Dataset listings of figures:
Segment Open

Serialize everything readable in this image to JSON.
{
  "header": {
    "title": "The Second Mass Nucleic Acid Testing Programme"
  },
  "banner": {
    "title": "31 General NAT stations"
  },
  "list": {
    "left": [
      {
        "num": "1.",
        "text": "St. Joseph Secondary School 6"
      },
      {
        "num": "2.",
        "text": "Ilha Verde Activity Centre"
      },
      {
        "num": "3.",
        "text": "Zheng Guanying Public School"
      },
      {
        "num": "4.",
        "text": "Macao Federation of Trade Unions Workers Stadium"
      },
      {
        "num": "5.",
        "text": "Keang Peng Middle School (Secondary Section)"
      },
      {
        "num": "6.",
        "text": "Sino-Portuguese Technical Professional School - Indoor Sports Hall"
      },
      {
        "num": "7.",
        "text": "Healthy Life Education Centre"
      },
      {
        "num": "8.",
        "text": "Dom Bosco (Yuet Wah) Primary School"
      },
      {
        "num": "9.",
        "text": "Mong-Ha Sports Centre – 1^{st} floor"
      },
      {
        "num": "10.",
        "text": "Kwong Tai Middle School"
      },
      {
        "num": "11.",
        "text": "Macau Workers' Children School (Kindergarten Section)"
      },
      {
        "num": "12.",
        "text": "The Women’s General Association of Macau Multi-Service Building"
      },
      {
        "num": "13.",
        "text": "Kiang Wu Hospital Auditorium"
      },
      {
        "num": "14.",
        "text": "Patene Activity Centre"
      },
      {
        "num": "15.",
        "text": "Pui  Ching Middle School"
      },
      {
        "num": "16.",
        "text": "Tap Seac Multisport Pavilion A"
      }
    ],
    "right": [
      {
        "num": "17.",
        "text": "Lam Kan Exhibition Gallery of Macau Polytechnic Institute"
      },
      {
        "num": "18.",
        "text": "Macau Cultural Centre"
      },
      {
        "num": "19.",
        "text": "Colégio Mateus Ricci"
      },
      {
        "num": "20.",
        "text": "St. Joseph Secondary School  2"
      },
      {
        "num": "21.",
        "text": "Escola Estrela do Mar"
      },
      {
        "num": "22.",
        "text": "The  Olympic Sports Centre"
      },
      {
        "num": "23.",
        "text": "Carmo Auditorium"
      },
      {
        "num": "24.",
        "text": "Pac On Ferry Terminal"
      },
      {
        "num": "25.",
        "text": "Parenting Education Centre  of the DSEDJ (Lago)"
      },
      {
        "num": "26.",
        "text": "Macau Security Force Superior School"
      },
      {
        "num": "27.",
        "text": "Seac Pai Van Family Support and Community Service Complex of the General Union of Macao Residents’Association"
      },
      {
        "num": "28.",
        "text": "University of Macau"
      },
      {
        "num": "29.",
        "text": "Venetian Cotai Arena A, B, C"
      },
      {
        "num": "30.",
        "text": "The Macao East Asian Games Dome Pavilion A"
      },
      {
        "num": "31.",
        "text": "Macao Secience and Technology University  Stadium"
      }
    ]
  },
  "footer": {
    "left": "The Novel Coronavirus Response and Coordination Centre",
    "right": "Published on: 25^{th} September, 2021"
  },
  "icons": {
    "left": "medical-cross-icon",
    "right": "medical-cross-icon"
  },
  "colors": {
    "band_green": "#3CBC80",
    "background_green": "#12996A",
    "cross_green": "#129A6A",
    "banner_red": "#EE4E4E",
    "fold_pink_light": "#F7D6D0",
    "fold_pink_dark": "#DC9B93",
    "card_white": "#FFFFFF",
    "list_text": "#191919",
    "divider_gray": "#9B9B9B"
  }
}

Segment Closed

▶ Work to complete
Some lines of the records above may hold the word "medical". Report how many, and nothing else.

▶ Answer for this exercise
2